_GIVEN REQUEST_
Give the listing again in full, exactly as written.

Data extracted from a collection

╭──

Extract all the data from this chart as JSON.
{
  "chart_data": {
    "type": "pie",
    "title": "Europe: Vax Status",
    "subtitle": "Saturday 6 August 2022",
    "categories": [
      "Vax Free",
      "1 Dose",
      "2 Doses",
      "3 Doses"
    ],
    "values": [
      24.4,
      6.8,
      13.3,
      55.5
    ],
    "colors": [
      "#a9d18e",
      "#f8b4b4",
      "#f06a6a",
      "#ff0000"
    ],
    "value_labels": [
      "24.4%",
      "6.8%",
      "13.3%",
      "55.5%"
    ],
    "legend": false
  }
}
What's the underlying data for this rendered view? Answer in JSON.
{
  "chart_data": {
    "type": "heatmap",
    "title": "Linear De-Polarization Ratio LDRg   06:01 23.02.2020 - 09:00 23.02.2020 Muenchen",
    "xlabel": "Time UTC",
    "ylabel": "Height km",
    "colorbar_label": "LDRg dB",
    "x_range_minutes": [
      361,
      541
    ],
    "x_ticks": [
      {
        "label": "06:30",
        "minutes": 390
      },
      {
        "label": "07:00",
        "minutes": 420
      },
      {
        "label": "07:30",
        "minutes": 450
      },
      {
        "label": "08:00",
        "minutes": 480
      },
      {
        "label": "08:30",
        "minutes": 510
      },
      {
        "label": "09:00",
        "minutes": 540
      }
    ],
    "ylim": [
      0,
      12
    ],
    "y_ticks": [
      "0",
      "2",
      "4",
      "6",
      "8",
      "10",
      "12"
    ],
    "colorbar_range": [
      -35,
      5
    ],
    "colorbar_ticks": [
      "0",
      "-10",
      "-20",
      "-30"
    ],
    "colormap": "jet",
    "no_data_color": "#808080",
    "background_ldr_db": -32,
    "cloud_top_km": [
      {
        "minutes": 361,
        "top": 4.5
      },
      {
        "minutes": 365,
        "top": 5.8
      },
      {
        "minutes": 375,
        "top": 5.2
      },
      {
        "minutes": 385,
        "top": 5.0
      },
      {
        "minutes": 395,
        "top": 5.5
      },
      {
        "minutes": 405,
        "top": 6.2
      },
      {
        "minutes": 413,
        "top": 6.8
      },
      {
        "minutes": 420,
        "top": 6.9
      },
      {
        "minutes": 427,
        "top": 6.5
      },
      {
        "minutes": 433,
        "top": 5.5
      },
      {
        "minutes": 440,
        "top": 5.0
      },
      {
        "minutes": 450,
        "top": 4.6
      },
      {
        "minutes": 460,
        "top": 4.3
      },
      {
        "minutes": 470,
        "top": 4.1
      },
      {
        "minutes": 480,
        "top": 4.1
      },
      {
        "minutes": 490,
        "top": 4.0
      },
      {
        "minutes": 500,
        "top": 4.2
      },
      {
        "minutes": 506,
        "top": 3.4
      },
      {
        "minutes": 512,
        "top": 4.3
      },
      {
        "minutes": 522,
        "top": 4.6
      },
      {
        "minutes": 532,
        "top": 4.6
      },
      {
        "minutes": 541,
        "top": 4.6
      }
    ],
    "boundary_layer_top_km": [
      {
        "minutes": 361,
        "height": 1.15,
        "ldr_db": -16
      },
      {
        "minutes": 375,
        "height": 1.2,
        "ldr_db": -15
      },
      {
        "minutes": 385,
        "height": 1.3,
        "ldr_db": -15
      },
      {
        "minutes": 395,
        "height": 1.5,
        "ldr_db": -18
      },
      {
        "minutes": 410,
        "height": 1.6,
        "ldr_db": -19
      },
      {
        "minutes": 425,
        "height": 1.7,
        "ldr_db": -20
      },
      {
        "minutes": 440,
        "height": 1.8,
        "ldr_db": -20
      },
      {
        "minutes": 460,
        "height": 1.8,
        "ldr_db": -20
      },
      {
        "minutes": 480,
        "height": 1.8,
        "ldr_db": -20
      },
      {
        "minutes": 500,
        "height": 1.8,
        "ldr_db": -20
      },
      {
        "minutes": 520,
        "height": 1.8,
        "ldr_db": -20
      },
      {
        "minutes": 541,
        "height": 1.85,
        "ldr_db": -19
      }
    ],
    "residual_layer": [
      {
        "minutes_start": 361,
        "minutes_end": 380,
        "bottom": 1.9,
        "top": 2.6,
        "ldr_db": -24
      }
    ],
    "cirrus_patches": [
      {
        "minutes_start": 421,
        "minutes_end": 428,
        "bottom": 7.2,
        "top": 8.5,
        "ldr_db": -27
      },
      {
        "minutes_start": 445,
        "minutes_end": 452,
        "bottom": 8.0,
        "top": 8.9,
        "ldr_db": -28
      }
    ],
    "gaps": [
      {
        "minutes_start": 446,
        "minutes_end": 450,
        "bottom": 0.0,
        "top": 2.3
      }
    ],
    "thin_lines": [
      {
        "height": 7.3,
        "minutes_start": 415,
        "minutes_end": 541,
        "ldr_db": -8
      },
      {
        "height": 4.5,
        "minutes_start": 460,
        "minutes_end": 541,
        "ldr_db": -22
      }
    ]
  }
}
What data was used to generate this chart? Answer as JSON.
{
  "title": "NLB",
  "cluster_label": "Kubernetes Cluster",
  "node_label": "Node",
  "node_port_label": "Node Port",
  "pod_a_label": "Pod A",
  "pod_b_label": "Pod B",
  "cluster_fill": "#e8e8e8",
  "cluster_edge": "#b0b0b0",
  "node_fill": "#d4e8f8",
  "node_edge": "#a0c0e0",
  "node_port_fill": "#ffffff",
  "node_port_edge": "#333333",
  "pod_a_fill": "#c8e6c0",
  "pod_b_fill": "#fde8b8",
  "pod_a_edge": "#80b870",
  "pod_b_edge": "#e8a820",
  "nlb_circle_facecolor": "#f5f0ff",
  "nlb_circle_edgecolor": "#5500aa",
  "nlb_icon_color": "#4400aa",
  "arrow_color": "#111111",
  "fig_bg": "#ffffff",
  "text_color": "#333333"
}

╰──

_SOLUTION TO THE PROBLEM_
Extract all the data from this chart as JSON.
{
  "chart_data": {
    "type": "pie",
    "title": "Europe: Vax Status",
    "subtitle": "Saturday 6 August 2022",
    "categories": [
      "Vax Free",
      "1 Dose",
      "2 Doses",
      "3 Doses"
    ],
    "values": [
      24.4,
      6.8,
      13.3,
      55.5
    ],
    "colors": [
      "#a9d18e",
      "#f8b4b4",
      "#f06a6a",
      "#ff0000"
    ],
    "value_labels": [
      "24.4%",
      "6.8%",
      "13.3%",
      "55.5%"
    ],
    "legend": false
  }
}
What's the underlying data for this rendered view? Answer in JSON.
{
  "chart_data": {
    "type": "heatmap",
    "title": "Linear De-Polarization Ratio LDRg   06:01 23.02.2020 - 09:00 23.02.2020 Muenchen",
    "xlabel": "Time UTC",
    "ylabel": "Height km",
    "colorbar_label": "LDRg dB",
    "x_range_minutes": [
      361,
      541
    ],
    "x_ticks": [
      {
        "label": "06:30",
        "minutes": 390
      },
      {
        "label": "07:00",
        "minutes": 420
      },
      {
        "label": "07:30",
        "minutes": 450
      },
      {
        "label": "08:00",
        "minutes": 480
      },
      {
        "label": "08:30",
        "minutes": 510
      },
      {
        "label": "09:00",
        "minutes": 540
      }
    ],
    "ylim": [
      0,
      12
    ],
    "y_ticks": [
      "0",
      "2",
      "4",
      "6",
      "8",
      "10",
      "12"
    ],
    "colorbar_range": [
      -35,
      5
    ],
    "colorbar_ticks": [
      "0",
      "-10",
      "-20",
      "-30"
    ],
    "colormap": "jet",
    "no_data_color": "#808080",
    "background_ldr_db": -32,
    "cloud_top_km": [
      {
        "minutes": 361,
        "top": 4.5
      },
      {
        "minutes": 365,
        "top": 5.8
      },
      {
        "minutes": 375,
        "top": 5.2
      },
      {
        "minutes": 385,
        "top": 5.0
      },
      {
        "minutes": 395,
        "top": 5.5
      },
      {
        "minutes": 405,
        "top": 6.2
      },
      {
        "minutes": 413,
        "top": 6.8
      },
      {
        "minutes": 420,
        "top": 6.9
      },
      {
        "minutes": 427,
        "top": 6.5
      },
      {
        "minutes": 433,
        "top": 5.5
      },
      {
        "minutes": 440,
        "top": 5.0
      },
      {
        "minutes": 450,
        "top": 4.6
      },
      {
        "minutes": 460,
        "top": 4.3
      },
      {
        "minutes": 470,
        "top": 4.1
      },
      {
        "minutes": 480,
        "top": 4.1
      },
      {
        "minutes": 490,
        "top": 4.0
      },
      {
        "minutes": 500,
        "top": 4.2
      },
      {
        "minutes": 506,
        "top": 3.4
      },
      {
        "minutes": 512,
        "top": 4.3
      },
      {
        "minutes": 522,
        "top": 4.6
      },
      {
        "minutes": 532,
        "top": 4.6
      },
      {
        "minutes": 541,
        "top": 4.6
      }
    ],
    "boundary_layer_top_km": [
      {
        "minutes": 361,
        "height": 1.15,
        "ldr_db": -16
      },
      {
        "minutes": 375,
        "height": 1.2,
        "ldr_db": -15
      },
      {
        "minutes": 385,
        "height": 1.3,
        "ldr_db": -15
      },
      {
        "minutes": 395,
        "height": 1.5,
        "ldr_db": -18
      },
      {
        "minutes": 410,
        "height": 1.6,
        "ldr_db": -19
      },
      {
        "minutes": 425,
        "height": 1.7,
        "ldr_db": -20
      },
      {
        "minutes": 440,
        "height": 1.8,
        "ldr_db": -20
      },
      {
        "minutes": 460,
        "height": 1.8,
        "ldr_db": -20
      },
      {
        "minutes": 480,
        "height": 1.8,
        "ldr_db": -20
      },
      {
        "minutes": 500,
        "height": 1.8,
        "ldr_db": -20
      },
      {
        "minutes": 520,
        "height": 1.8,
        "ldr_db": -20
      },
      {
        "minutes": 541,
        "height": 1.85,
        "ldr_db": -19
      }
    ],
    "residual_layer": [
      {
        "minutes_start": 361,
        "minutes_end": 380,
        "bottom": 1.9,
        "top": 2.6,
        "ldr_db": -24
      }
    ],
    "cirrus_patches": [
      {
        "minutes_start": 421,
        "minutes_end": 428,
        "bottom": 7.2,
        "top": 8.5,
        "ldr_db": -27
      },
      {
        "minutes_start": 445,
        "minutes_end": 452,
        "bottom": 8.0,
        "top": 8.9,
        "ldr_db": -28
      }
    ],
    "gaps": [
      {
        "minutes_start": 446,
        "minutes_end": 450,
        "bottom": 0.0,
        "top": 2.3
      }
    ],
    "thin_lines": [
      {
        "height": 7.3,
        "minutes_start": 415,
        "minutes_end": 541,
        "ldr_db": -8
      },
      {
        "height": 4.5,
        "minutes_start": 460,
        "minutes_end": 541,
        "ldr_db": -22
      }
    ]
  }
}
What data was used to generate this chart? Answer as JSON.
{
  "title": "NLB",
  "cluster_label": "Kubernetes Cluster",
  "node_label": "Node",
  "node_port_label": "Node Port",
  "pod_a_label": "Pod A",
  "pod_b_label": "Pod B",
  "cluster_fill": "#e8e8e8",
  "cluster_edge": "#b0b0b0",
  "node_fill": "#d4e8f8",
  "node_edge": "#a0c0e0",
  "node_port_fill": "#ffffff",
  "node_port_edge": "#333333",
  "pod_a_fill": "#c8e6c0",
  "pod_b_fill": "#fde8b8",
  "pod_a_edge": "#80b870",
  "pod_b_edge": "#e8a820",
  "nlb_circle_facecolor": "#f5f0ff",
  "nlb_circle_edgecolor": "#5500aa",
  "nlb_icon_color": "#4400aa",
  "arrow_color": "#111111",
  "fig_bg": "#ffffff",
  "text_color": "#333333"
}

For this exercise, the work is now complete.